<<<<
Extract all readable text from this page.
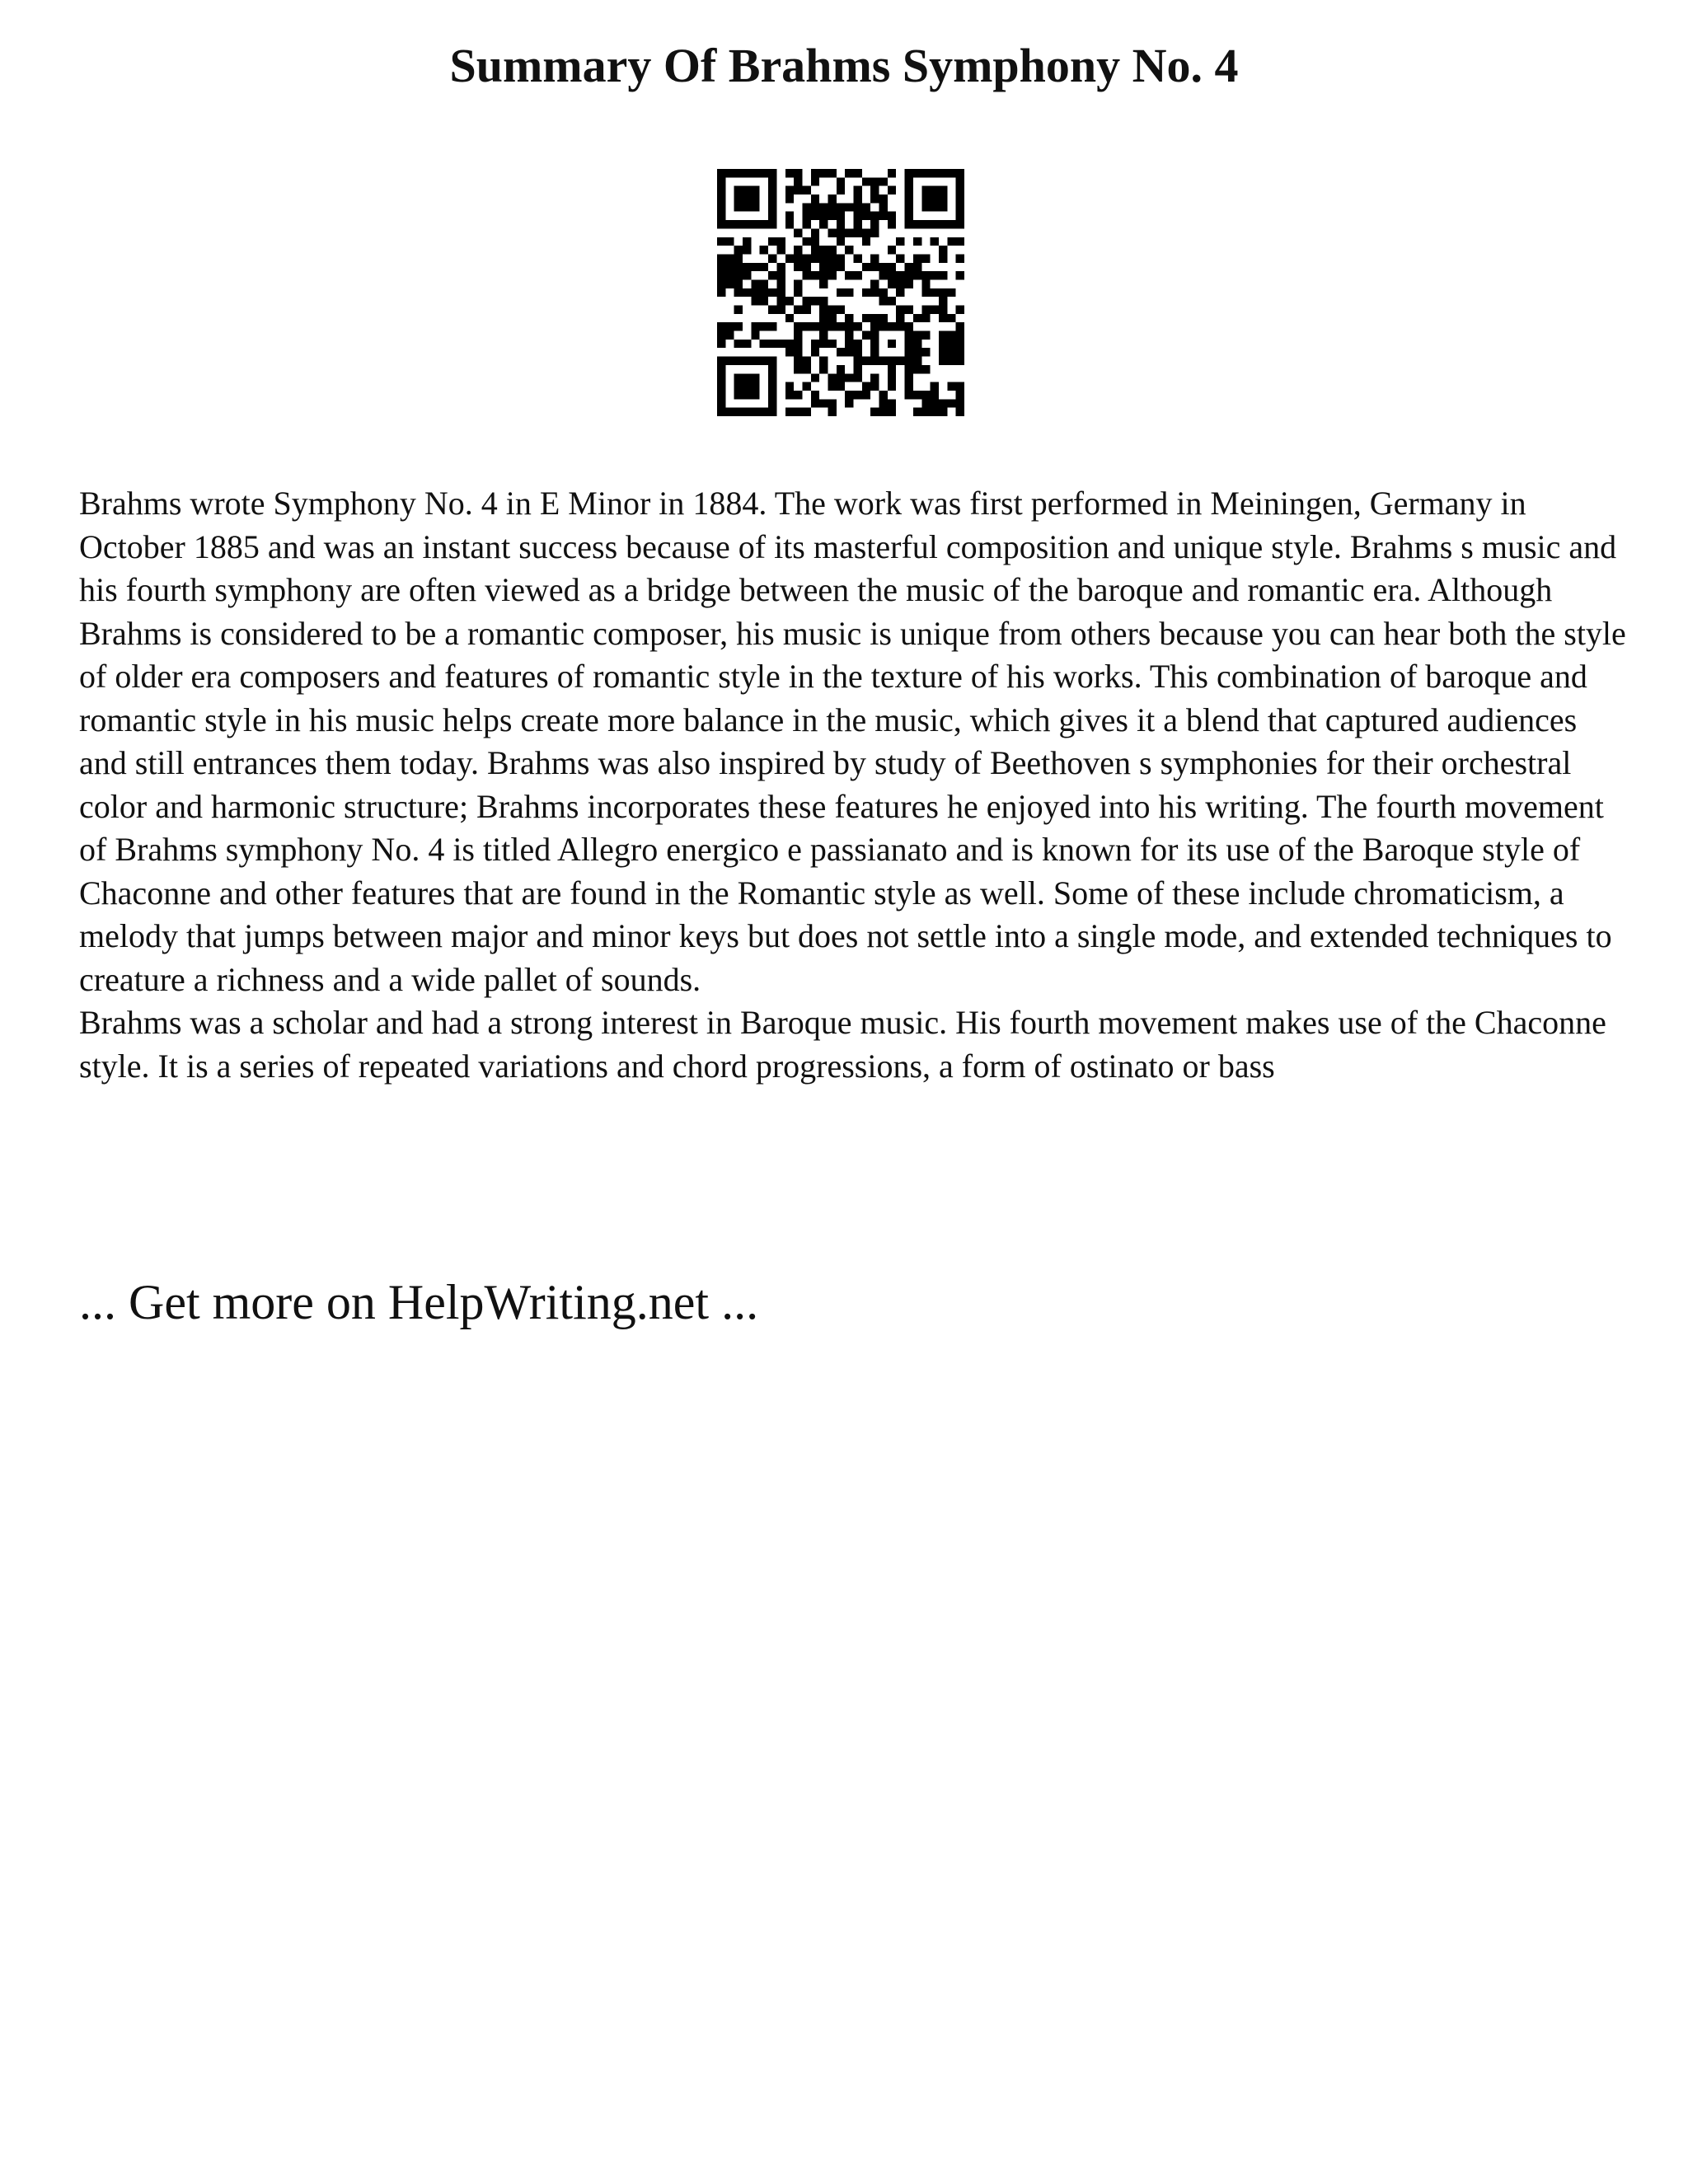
Summary Of Brahms Symphony No. 4

Brahms wrote Symphony No. 4 in E Minor in 1884. The work was first performed in Meiningen, Germany in October 1885 and was an instant success because of its masterful composition and unique style. Brahms s music and his fourth symphony are often viewed as a bridge between the music of the baroque and romantic era. Although Brahms is considered to be a romantic composer, his music is unique from others because you can hear both the style of older era composers and features of romantic style in the texture of his works. This combination of baroque and romantic style in his music helps create more balance in the music, which gives it a blend that captured audiences and still entrances them today. Brahms was also inspired by study of Beethoven s symphonies for their orchestral color and harmonic structure; Brahms incorporates these features he enjoyed into his writing. The fourth movement of Brahms symphony No. 4 is titled Allegro energico e passianato and is known for its use of the Baroque style of Chaconne and other features that are found in the Romantic style as well. Some of these include chromaticism, a melody that jumps between major and minor keys but does not settle into a single mode, and extended techniques to creature a richness and a wide pallet of sounds.

Brahms was a scholar and had a strong interest in Baroque music. His fourth movement makes use of the Chaconne style. It is a series of repeated variations and chord progressions, a form of ostinato or bass

... Get more on HelpWriting.net ...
>>>>
PROBLEM DESCRIPTION »
Without the pictures, return the entries exactly as they appear.

FINAL RESULT »
Extract all readable text from this page.
Summary Of Brahms Symphony No. 4

Brahms wrote Symphony No. 4 in E Minor in 1884. The work was first performed in Meiningen, Germany in October 1885 and was an instant success because of its masterful composition and unique style. Brahms s music and his fourth symphony are often viewed as a bridge between the music of the baroque and romantic era. Although Brahms is considered to be a romantic composer, his music is unique from others because you can hear both the style of older era composers and features of romantic style in the texture of his works. This combination of baroque and romantic style in his music helps create more balance in the music, which gives it a blend that captured audiences and still entrances them today. Brahms was also inspired by study of Beethoven s symphonies for their orchestral color and harmonic structure; Brahms incorporates these features he enjoyed into his writing. The fourth movement of Brahms symphony No. 4 is titled Allegro energico e passianato and is known for its use of the Baroque style of Chaconne and other features that are found in the Romantic style as well. Some of these include chromaticism, a melody that jumps between major and minor keys but does not settle into a single mode, and extended techniques to creature a richness and a wide pallet of sounds.

Brahms was a scholar and had a strong interest in Baroque music. His fourth movement makes use of the Chaconne style. It is a series of repeated variations and chord progressions, a form of ostinato or bass

... Get more on HelpWriting.net ...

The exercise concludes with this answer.